>> START

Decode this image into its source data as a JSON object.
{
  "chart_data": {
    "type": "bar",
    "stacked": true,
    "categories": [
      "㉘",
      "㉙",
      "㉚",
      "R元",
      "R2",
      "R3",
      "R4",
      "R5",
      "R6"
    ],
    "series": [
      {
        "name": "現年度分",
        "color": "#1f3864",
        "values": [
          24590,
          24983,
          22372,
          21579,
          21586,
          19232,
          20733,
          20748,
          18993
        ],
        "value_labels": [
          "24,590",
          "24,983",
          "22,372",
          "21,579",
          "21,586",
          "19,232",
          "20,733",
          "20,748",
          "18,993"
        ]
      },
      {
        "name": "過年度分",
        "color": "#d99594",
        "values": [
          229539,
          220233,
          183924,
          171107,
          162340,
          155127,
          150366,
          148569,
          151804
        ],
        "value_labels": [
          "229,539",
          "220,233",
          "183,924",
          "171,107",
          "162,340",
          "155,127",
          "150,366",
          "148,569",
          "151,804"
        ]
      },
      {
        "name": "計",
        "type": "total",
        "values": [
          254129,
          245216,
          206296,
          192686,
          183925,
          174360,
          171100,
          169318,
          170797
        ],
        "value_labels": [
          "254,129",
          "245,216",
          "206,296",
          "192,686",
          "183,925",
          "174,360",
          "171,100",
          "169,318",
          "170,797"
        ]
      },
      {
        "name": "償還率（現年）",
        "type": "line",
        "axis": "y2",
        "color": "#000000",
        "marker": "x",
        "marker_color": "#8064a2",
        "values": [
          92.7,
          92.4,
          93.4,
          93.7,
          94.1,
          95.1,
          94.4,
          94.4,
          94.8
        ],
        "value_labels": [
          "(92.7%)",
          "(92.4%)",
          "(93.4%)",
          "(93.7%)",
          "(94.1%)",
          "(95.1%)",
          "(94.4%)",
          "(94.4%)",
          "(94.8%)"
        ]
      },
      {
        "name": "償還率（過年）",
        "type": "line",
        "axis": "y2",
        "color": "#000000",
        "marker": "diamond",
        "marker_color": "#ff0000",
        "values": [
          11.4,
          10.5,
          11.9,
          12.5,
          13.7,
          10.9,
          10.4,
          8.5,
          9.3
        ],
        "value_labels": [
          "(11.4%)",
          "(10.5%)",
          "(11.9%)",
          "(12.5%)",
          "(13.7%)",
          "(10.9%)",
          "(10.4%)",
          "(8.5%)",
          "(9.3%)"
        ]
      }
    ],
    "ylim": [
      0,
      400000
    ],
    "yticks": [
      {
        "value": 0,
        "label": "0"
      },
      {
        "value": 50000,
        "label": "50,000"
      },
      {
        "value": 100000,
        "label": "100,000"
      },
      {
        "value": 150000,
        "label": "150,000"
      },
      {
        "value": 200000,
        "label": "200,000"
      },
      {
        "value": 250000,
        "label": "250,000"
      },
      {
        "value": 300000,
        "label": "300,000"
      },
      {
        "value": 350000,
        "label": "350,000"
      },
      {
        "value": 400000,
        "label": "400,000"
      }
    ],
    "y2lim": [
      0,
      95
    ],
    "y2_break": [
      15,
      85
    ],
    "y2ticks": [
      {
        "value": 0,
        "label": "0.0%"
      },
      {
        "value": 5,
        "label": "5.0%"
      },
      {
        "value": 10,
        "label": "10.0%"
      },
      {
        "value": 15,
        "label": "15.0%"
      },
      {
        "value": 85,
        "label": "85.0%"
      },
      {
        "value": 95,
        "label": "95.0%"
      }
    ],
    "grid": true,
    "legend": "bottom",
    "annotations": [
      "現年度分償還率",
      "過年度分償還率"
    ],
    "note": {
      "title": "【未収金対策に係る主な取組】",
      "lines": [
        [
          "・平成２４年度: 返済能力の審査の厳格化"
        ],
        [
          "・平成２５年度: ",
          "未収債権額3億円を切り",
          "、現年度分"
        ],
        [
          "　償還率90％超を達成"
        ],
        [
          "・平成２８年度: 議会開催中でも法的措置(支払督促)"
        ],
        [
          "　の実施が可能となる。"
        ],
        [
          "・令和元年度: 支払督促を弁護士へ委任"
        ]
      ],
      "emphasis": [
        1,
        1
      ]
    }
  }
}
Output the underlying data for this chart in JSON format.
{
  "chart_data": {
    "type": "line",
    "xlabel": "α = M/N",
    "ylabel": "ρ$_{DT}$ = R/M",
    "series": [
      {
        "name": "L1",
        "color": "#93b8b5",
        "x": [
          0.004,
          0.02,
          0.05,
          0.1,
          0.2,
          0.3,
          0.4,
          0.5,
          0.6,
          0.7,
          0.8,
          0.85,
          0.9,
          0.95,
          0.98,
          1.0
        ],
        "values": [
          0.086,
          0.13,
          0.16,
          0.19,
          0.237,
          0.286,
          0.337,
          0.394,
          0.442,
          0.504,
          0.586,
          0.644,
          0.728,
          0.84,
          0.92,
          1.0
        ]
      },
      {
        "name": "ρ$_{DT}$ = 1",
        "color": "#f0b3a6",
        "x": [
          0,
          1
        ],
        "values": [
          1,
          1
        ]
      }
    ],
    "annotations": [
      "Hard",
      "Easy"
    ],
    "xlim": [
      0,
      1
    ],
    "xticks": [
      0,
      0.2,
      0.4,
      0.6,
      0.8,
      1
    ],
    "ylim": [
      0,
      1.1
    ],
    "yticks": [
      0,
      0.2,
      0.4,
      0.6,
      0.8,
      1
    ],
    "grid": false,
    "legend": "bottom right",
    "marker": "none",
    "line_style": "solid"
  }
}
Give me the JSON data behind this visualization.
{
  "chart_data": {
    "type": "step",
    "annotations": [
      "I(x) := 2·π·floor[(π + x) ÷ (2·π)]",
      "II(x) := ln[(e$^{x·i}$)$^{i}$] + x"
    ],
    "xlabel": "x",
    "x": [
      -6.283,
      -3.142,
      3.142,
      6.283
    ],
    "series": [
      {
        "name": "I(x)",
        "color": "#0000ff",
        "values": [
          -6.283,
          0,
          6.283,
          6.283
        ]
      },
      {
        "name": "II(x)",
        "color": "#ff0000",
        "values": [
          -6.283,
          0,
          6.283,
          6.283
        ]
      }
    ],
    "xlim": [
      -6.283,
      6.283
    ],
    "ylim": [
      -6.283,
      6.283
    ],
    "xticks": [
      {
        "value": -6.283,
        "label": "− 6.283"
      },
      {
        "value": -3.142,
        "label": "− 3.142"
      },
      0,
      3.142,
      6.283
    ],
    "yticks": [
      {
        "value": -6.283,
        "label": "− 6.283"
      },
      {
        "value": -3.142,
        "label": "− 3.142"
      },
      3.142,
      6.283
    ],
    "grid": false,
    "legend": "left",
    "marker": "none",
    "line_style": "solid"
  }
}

>> END

- [Instructions for the task] Copy all the entries verbatim.

- [Task result]
Decode this image into its source data as a JSON object.
{
  "chart_data": {
    "type": "bar",
    "stacked": true,
    "categories": [
      "㉘",
      "㉙",
      "㉚",
      "R元",
      "R2",
      "R3",
      "R4",
      "R5",
      "R6"
    ],
    "series": [
      {
        "name": "現年度分",
        "color": "#1f3864",
        "values": [
          24590,
          24983,
          22372,
          21579,
          21586,
          19232,
          20733,
          20748,
          18993
        ],
        "value_labels": [
          "24,590",
          "24,983",
          "22,372",
          "21,579",
          "21,586",
          "19,232",
          "20,733",
          "20,748",
          "18,993"
        ]
      },
      {
        "name": "過年度分",
        "color": "#d99594",
        "values": [
          229539,
          220233,
          183924,
          171107,
          162340,
          155127,
          150366,
          148569,
          151804
        ],
        "value_labels": [
          "229,539",
          "220,233",
          "183,924",
          "171,107",
          "162,340",
          "155,127",
          "150,366",
          "148,569",
          "151,804"
        ]
      },
      {
        "name": "計",
        "type": "total",
        "values": [
          254129,
          245216,
          206296,
          192686,
          183925,
          174360,
          171100,
          169318,
          170797
        ],
        "value_labels": [
          "254,129",
          "245,216",
          "206,296",
          "192,686",
          "183,925",
          "174,360",
          "171,100",
          "169,318",
          "170,797"
        ]
      },
      {
        "name": "償還率（現年）",
        "type": "line",
        "axis": "y2",
        "color": "#000000",
        "marker": "x",
        "marker_color": "#8064a2",
        "values": [
          92.7,
          92.4,
          93.4,
          93.7,
          94.1,
          95.1,
          94.4,
          94.4,
          94.8
        ],
        "value_labels": [
          "(92.7%)",
          "(92.4%)",
          "(93.4%)",
          "(93.7%)",
          "(94.1%)",
          "(95.1%)",
          "(94.4%)",
          "(94.4%)",
          "(94.8%)"
        ]
      },
      {
        "name": "償還率（過年）",
        "type": "line",
        "axis": "y2",
        "color": "#000000",
        "marker": "diamond",
        "marker_color": "#ff0000",
        "values": [
          11.4,
          10.5,
          11.9,
          12.5,
          13.7,
          10.9,
          10.4,
          8.5,
          9.3
        ],
        "value_labels": [
          "(11.4%)",
          "(10.5%)",
          "(11.9%)",
          "(12.5%)",
          "(13.7%)",
          "(10.9%)",
          "(10.4%)",
          "(8.5%)",
          "(9.3%)"
        ]
      }
    ],
    "ylim": [
      0,
      400000
    ],
    "yticks": [
      {
        "value": 0,
        "label": "0"
      },
      {
        "value": 50000,
        "label": "50,000"
      },
      {
        "value": 100000,
        "label": "100,000"
      },
      {
        "value": 150000,
        "label": "150,000"
      },
      {
        "value": 200000,
        "label": "200,000"
      },
      {
        "value": 250000,
        "label": "250,000"
      },
      {
        "value": 300000,
        "label": "300,000"
      },
      {
        "value": 350000,
        "label": "350,000"
      },
      {
        "value": 400000,
        "label": "400,000"
      }
    ],
    "y2lim": [
      0,
      95
    ],
    "y2_break": [
      15,
      85
    ],
    "y2ticks": [
      {
        "value": 0,
        "label": "0.0%"
      },
      {
        "value": 5,
        "label": "5.0%"
      },
      {
        "value": 10,
        "label": "10.0%"
      },
      {
        "value": 15,
        "label": "15.0%"
      },
      {
        "value": 85,
        "label": "85.0%"
      },
      {
        "value": 95,
        "label": "95.0%"
      }
    ],
    "grid": true,
    "legend": "bottom",
    "annotations": [
      "現年度分償還率",
      "過年度分償還率"
    ],
    "note": {
      "title": "【未収金対策に係る主な取組】",
      "lines": [
        [
          "・平成２４年度: 返済能力の審査の厳格化"
        ],
        [
          "・平成２５年度: ",
          "未収債権額3億円を切り",
          "、現年度分"
        ],
        [
          "　償還率90％超を達成"
        ],
        [
          "・平成２８年度: 議会開催中でも法的措置(支払督促)"
        ],
        [
          "　の実施が可能となる。"
        ],
        [
          "・令和元年度: 支払督促を弁護士へ委任"
        ]
      ],
      "emphasis": [
        1,
        1
      ]
    }
  }
}
Output the underlying data for this chart in JSON format.
{
  "chart_data": {
    "type": "line",
    "xlabel": "α = M/N",
    "ylabel": "ρ$_{DT}$ = R/M",
    "series": [
      {
        "name": "L1",
        "color": "#93b8b5",
        "x": [
          0.004,
          0.02,
          0.05,
          0.1,
          0.2,
          0.3,
          0.4,
          0.5,
          0.6,
          0.7,
          0.8,
          0.85,
          0.9,
          0.95,
          0.98,
          1.0
        ],
        "values": [
          0.086,
          0.13,
          0.16,
          0.19,
          0.237,
          0.286,
          0.337,
          0.394,
          0.442,
          0.504,
          0.586,
          0.644,
          0.728,
          0.84,
          0.92,
          1.0
        ]
      },
      {
        "name": "ρ$_{DT}$ = 1",
        "color": "#f0b3a6",
        "x": [
          0,
          1
        ],
        "values": [
          1,
          1
        ]
      }
    ],
    "annotations": [
      "Hard",
      "Easy"
    ],
    "xlim": [
      0,
      1
    ],
    "xticks": [
      0,
      0.2,
      0.4,
      0.6,
      0.8,
      1
    ],
    "ylim": [
      0,
      1.1
    ],
    "yticks": [
      0,
      0.2,
      0.4,
      0.6,
      0.8,
      1
    ],
    "grid": false,
    "legend": "bottom right",
    "marker": "none",
    "line_style": "solid"
  }
}
Give me the JSON data behind this visualization.
{
  "chart_data": {
    "type": "step",
    "annotations": [
      "I(x) := 2·π·floor[(π + x) ÷ (2·π)]",
      "II(x) := ln[(e$^{x·i}$)$^{i}$] + x"
    ],
    "xlabel": "x",
    "x": [
      -6.283,
      -3.142,
      3.142,
      6.283
    ],
    "series": [
      {
        "name": "I(x)",
        "color": "#0000ff",
        "values": [
          -6.283,
          0,
          6.283,
          6.283
        ]
      },
      {
        "name": "II(x)",
        "color": "#ff0000",
        "values": [
          -6.283,
          0,
          6.283,
          6.283
        ]
      }
    ],
    "xlim": [
      -6.283,
      6.283
    ],
    "ylim": [
      -6.283,
      6.283
    ],
    "xticks": [
      {
        "value": -6.283,
        "label": "− 6.283"
      },
      {
        "value": -3.142,
        "label": "− 3.142"
      },
      0,
      3.142,
      6.283
    ],
    "yticks": [
      {
        "value": -6.283,
        "label": "− 6.283"
      },
      {
        "value": -3.142,
        "label": "− 3.142"
      },
      3.142,
      6.283
    ],
    "grid": false,
    "legend": "left",
    "marker": "none",
    "line_style": "solid"
  }
}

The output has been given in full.